The exercise. Identify each line holding the string "Weight" and copy it.

## Begin

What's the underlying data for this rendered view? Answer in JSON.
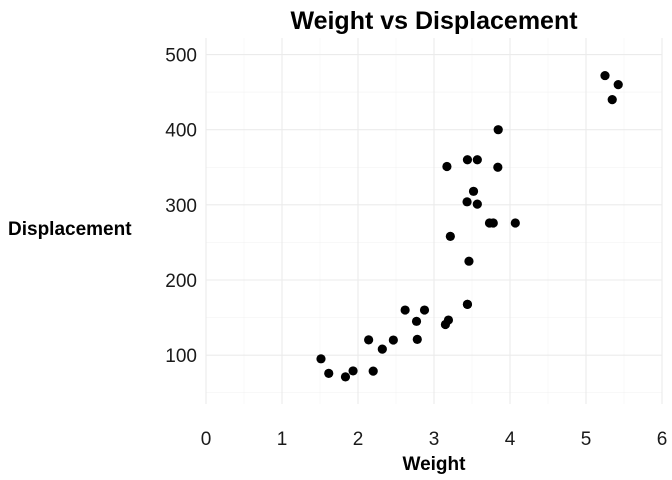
{
  "chart_data": {
    "type": "scatter",
    "title": "Weight vs Displacement",
    "xlabel": "Weight",
    "ylabel": "Displacement",
    "xlim": [
      0,
      6
    ],
    "ylim": [
      35,
      522
    ],
    "xticks": [
      0,
      1,
      2,
      3,
      4,
      5,
      6
    ],
    "yticks": [
      100,
      200,
      300,
      400,
      500
    ],
    "grid": true,
    "point_color": "#000000",
    "points": [
      {
        "x": 2.62,
        "y": 160
      },
      {
        "x": 2.875,
        "y": 160
      },
      {
        "x": 2.32,
        "y": 108
      },
      {
        "x": 3.215,
        "y": 258
      },
      {
        "x": 3.44,
        "y": 360
      },
      {
        "x": 3.46,
        "y": 225
      },
      {
        "x": 3.57,
        "y": 360
      },
      {
        "x": 3.19,
        "y": 146.7
      },
      {
        "x": 3.15,
        "y": 140.8
      },
      {
        "x": 3.44,
        "y": 167.6
      },
      {
        "x": 3.44,
        "y": 167.6
      },
      {
        "x": 4.07,
        "y": 275.8
      },
      {
        "x": 3.73,
        "y": 275.8
      },
      {
        "x": 3.78,
        "y": 275.8
      },
      {
        "x": 5.25,
        "y": 472
      },
      {
        "x": 5.424,
        "y": 460
      },
      {
        "x": 5.345,
        "y": 440
      },
      {
        "x": 2.2,
        "y": 78.7
      },
      {
        "x": 1.615,
        "y": 75.7
      },
      {
        "x": 1.835,
        "y": 71.1
      },
      {
        "x": 2.465,
        "y": 120.1
      },
      {
        "x": 3.52,
        "y": 318
      },
      {
        "x": 3.435,
        "y": 304
      },
      {
        "x": 3.84,
        "y": 350
      },
      {
        "x": 3.845,
        "y": 400
      },
      {
        "x": 1.935,
        "y": 79
      },
      {
        "x": 2.14,
        "y": 120.3
      },
      {
        "x": 1.513,
        "y": 95.1
      },
      {
        "x": 3.17,
        "y": 351
      },
      {
        "x": 2.77,
        "y": 145
      },
      {
        "x": 3.57,
        "y": 301
      },
      {
        "x": 2.78,
        "y": 121
      }
    ]
  }
}
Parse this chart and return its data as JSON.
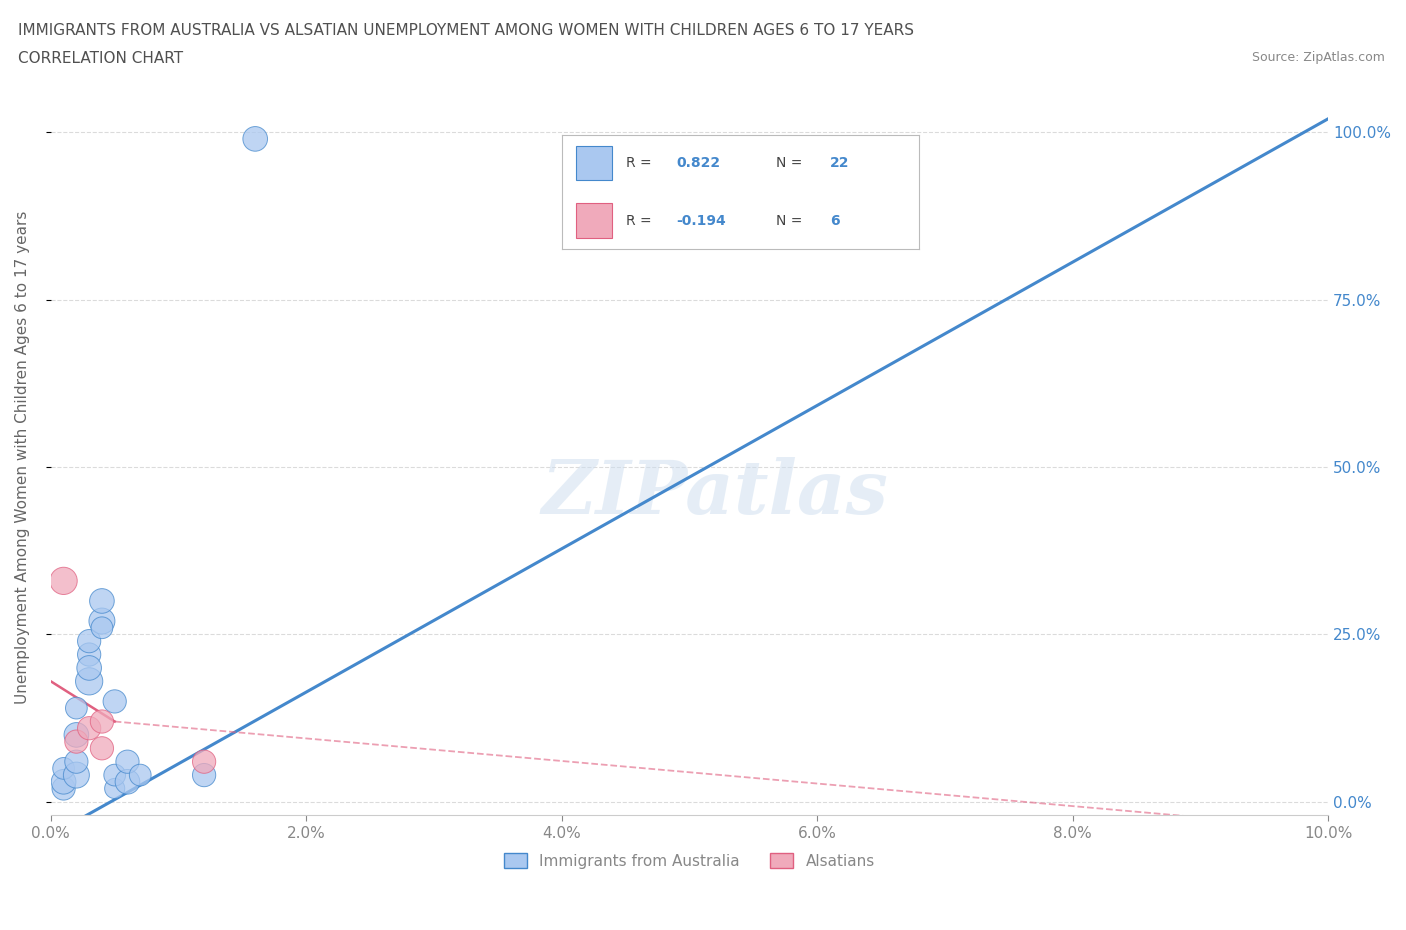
{
  "title_line1": "IMMIGRANTS FROM AUSTRALIA VS ALSATIAN UNEMPLOYMENT AMONG WOMEN WITH CHILDREN AGES 6 TO 17 YEARS",
  "title_line2": "CORRELATION CHART",
  "source": "Source: ZipAtlas.com",
  "ylabel": "Unemployment Among Women with Children Ages 6 to 17 years",
  "xlim": [
    0.0,
    0.1
  ],
  "ylim": [
    -0.02,
    1.05
  ],
  "xticks": [
    0.0,
    0.02,
    0.04,
    0.06,
    0.08,
    0.1
  ],
  "xtick_labels": [
    "0.0%",
    "2.0%",
    "4.0%",
    "6.0%",
    "8.0%",
    "10.0%"
  ],
  "yticks": [
    0.0,
    0.25,
    0.5,
    0.75,
    1.0
  ],
  "ytick_labels": [
    "0.0%",
    "25.0%",
    "50.0%",
    "75.0%",
    "100.0%"
  ],
  "watermark": "ZIPatlas",
  "blue_R": 0.822,
  "blue_N": 22,
  "pink_R": -0.194,
  "pink_N": 6,
  "blue_color": "#aac8f0",
  "pink_color": "#f0aabb",
  "blue_line_color": "#4488cc",
  "pink_line_color": "#e06080",
  "legend_blue_label": "Immigrants from Australia",
  "legend_pink_label": "Alsatians",
  "blue_scatter_x": [
    0.001,
    0.001,
    0.001,
    0.002,
    0.002,
    0.002,
    0.002,
    0.003,
    0.003,
    0.003,
    0.003,
    0.004,
    0.004,
    0.004,
    0.005,
    0.005,
    0.005,
    0.006,
    0.006,
    0.007,
    0.012,
    0.016
  ],
  "blue_scatter_y": [
    0.02,
    0.03,
    0.05,
    0.04,
    0.06,
    0.1,
    0.14,
    0.18,
    0.22,
    0.2,
    0.24,
    0.27,
    0.3,
    0.26,
    0.15,
    0.02,
    0.04,
    0.03,
    0.06,
    0.04,
    0.04,
    0.99
  ],
  "blue_scatter_size": [
    80,
    90,
    70,
    100,
    80,
    90,
    70,
    110,
    80,
    90,
    80,
    100,
    90,
    70,
    80,
    60,
    70,
    90,
    80,
    70,
    80,
    90
  ],
  "pink_scatter_x": [
    0.001,
    0.002,
    0.003,
    0.004,
    0.004,
    0.012
  ],
  "pink_scatter_y": [
    0.33,
    0.09,
    0.11,
    0.08,
    0.12,
    0.06
  ],
  "pink_scatter_size": [
    110,
    80,
    80,
    80,
    80,
    80
  ],
  "blue_line_x0": 0.0,
  "blue_line_x1": 0.1,
  "pink_line_x0": 0.0,
  "pink_line_x1": 0.1,
  "grid_color": "#cccccc",
  "bg_color": "#ffffff",
  "title_color": "#505050",
  "tick_color": "#888888",
  "ylabel_color": "#666666",
  "right_tick_color": "#4488cc"
}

## End

Complete output.
    "title": "Weight vs Displacement",
    "xlabel": "Weight",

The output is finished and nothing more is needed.